··· Available data
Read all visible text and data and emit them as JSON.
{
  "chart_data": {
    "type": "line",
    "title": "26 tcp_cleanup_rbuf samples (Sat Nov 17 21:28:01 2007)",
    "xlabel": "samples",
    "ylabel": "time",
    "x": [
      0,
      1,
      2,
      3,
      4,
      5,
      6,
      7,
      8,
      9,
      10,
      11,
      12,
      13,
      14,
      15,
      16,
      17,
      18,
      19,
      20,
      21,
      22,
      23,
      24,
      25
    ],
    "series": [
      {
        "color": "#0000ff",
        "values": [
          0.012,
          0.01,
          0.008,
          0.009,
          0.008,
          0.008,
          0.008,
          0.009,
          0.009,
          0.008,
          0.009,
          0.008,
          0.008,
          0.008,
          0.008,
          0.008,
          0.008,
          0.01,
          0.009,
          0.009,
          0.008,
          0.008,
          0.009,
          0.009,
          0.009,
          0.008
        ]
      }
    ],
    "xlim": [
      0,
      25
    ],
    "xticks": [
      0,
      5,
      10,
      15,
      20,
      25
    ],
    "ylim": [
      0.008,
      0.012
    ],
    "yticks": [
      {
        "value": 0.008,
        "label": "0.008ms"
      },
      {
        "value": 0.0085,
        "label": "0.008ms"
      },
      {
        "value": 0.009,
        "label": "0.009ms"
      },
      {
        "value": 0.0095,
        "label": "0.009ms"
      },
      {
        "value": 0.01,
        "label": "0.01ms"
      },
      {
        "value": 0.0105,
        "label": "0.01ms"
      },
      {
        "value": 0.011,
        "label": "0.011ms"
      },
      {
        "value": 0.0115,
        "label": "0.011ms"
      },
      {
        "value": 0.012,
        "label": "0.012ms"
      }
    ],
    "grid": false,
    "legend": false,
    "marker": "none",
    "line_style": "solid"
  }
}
······
**Aim of the task:**
Write out every entry again, keeping each line exactly the same.

**Answer to this exercise:**
Read all visible text and data and emit them as JSON.
{
  "chart_data": {
    "type": "line",
    "title": "26 tcp_cleanup_rbuf samples (Sat Nov 17 21:28:01 2007)",
    "xlabel": "samples",
    "ylabel": "time",
    "x": [
      0,
      1,
      2,
      3,
      4,
      5,
      6,
      7,
      8,
      9,
      10,
      11,
      12,
      13,
      14,
      15,
      16,
      17,
      18,
      19,
      20,
      21,
      22,
      23,
      24,
      25
    ],
    "series": [
      {
        "color": "#0000ff",
        "values": [
          0.012,
          0.01,
          0.008,
          0.009,
          0.008,
          0.008,
          0.008,
          0.009,
          0.009,
          0.008,
          0.009,
          0.008,
          0.008,
          0.008,
          0.008,
          0.008,
          0.008,
          0.01,
          0.009,
          0.009,
          0.008,
          0.008,
          0.009,
          0.009,
          0.009,
          0.008
        ]
      }
    ],
    "xlim": [
      0,
      25
    ],
    "xticks": [
      0,
      5,
      10,
      15,
      20,
      25
    ],
    "ylim": [
      0.008,
      0.012
    ],
    "yticks": [
      {
        "value": 0.008,
        "label": "0.008ms"
      },
      {
        "value": 0.0085,
        "label": "0.008ms"
      },
      {
        "value": 0.009,
        "label": "0.009ms"
      },
      {
        "value": 0.0095,
        "label": "0.009ms"
      },
      {
        "value": 0.01,
        "label": "0.01ms"
      },
      {
        "value": 0.0105,
        "label": "0.01ms"
      },
      {
        "value": 0.011,
        "label": "0.011ms"
      },
      {
        "value": 0.0115,
        "label": "0.011ms"
      },
      {
        "value": 0.012,
        "label": "0.012ms"
      }
    ],
    "grid": false,
    "legend": false,
    "marker": "none",
    "line_style": "solid"
  }
}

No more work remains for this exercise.